● **Excerpted passage**
════════════════════
(Photo Credit: Florencia Llosas)

Photo Credit: Florencia Llosas

Trouble with translation

As ESL students adapt to new circumstances in the United States, a high proportion of these students are recommended to special education classes.

April 22, 2014

Since enrolling at Coleman school Ines has made many new friends, whom she plays with here at a local park, and is much more confident in her language ability. Yet despite her progress, Ines’s parents remain concerned after she was recommended for special education. (Photo Credit: Florencia Llosas)

The autumn leaves fall slowly on the playground; it’s a chilly afternoon under the shadows of the trees on the park. A little girl with short brown hair and warm chocolate eyes laughs as she picks a dry leaf from the ground, examines it, looking for what makes it special, and then proceeds to put it down neatly onto a pile resting next to her which consist of all the other leaves she has already decided weren’t worthy enough to be added to her special collection back home.

She proceeds to do this five more times without looking around, without any words, just a smile and an objective in mind.

Her mother sits at a bench a little bit further away, reading a book. She glances up at the end of every page she reads and a small smirk escapes her dry lips when she sees the girl, even with her oldest son and daughter to look after the girl, she is still a mother, so her eyes keep drifting off in the direction of the little pale child.

Ines, with her small fragile hands, swift legs, pale skin and pink cheeks now sets her young, naïve eyes on a commotion happening behind the bench her mother is still sitting at; smiles broadly when some boys that look to be around her age seem to be getting closer while playing tag, finally one of them runs up to her:

“Hey there! Want to play with us?” says the little boy.

At the park with her classmates, Ines once struggled to make friends when she didn’t know English. (Photo Credit: Florencia Llosas)

No sé qué estás diciendo, no hablo ingles,” replies the little girl with a frown.

The boy laughs thinking it is a joke, all he heard was gibberish, so he asks again. Ines shakes her head, answers him the same thing as before, but the boy gets tired of her silly game, turns back and runs away.

Ines’s sister approaches her slowly, puts her hand delicately on her shoulder.

Estas bien?” she asks, concerned that the smile is fading from the brown eyed girls’ face.

“No.” A one word answer, the same in both languages.

The faded memory of the little encounter with the first English speaker of her age still roams Ines’s mind from time to time. She describes it with the vocabulary of an ordinary eight year old girl; sometimes she even uses adjectives in Spanish because that way is easier for her to describe the incident. Reading her story and listening to it are two completely different things.
════════════════════
● **Instruction 1**
Please condense the paragraph beginning "The faded memory of the little encounter" in the article on ESL students into two or three shorter sentences, keeping its main facts.
● **Instruction 2**
From the article on ESL students, reproduce the passage between "Trouble with translation" and "education. (Photo Credit: Florencia Llosas)", inclusive, substituting "remedial instruction" for "special education".

● **Records supplied**
════════════════════
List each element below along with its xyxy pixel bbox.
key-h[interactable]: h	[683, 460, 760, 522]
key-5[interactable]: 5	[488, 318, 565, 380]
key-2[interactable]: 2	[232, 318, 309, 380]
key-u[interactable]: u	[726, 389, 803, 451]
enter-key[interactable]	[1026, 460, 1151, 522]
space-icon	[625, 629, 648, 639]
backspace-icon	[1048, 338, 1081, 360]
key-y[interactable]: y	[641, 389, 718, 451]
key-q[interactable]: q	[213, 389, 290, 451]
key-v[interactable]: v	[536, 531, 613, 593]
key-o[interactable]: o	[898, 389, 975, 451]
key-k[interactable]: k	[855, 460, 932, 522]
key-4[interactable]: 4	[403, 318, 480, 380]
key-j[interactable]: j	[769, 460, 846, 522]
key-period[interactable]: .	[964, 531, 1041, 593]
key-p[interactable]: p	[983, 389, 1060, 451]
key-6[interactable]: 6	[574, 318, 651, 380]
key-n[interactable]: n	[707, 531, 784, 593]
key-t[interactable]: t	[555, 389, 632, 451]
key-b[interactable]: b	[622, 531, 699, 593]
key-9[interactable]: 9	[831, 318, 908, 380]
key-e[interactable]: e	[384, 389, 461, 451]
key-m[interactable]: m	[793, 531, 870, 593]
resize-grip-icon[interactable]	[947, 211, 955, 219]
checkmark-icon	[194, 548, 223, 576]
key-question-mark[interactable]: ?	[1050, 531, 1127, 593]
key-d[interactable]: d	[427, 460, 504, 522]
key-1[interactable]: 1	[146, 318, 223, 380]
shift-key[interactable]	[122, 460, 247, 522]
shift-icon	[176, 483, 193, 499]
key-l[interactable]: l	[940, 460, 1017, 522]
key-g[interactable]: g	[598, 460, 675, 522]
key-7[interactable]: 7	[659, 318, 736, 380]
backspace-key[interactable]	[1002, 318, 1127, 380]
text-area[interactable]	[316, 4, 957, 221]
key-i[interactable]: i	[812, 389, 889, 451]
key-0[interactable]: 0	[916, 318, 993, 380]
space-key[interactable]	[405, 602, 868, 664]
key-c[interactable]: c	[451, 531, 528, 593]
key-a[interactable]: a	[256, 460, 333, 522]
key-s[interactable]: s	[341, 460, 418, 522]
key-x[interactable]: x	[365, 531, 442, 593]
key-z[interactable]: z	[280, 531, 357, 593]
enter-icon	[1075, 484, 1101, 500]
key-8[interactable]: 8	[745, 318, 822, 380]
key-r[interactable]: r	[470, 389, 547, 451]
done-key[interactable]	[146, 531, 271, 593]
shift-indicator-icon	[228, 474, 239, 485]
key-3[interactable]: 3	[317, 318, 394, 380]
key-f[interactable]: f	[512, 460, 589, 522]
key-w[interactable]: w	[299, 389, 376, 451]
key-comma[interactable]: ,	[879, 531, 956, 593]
════════════════════
● **Full output 1**
Ines still sometimes recalls her first encounter with an English-speaking child her age. She tells it in the words of an ordinary eight-year-old girl, sometimes using Spanish adjectives because they make it easier to describe. Reading her story and hearing it are completely different.

● **Full output 2**
Trouble with translation

As ESL students adapt to new circumstances in the United States, a high proportion of these students are recommended to remedial instruction classes.

April 22, 2014

Since enrolling at Coleman school Ines has made many new friends, whom she plays with here at a local park, and is much more confident in her language ability. Yet despite her progress, Ines’s parents remain concerned after she was recommended for remedial instruction. (Photo Credit: Florencia Llosas)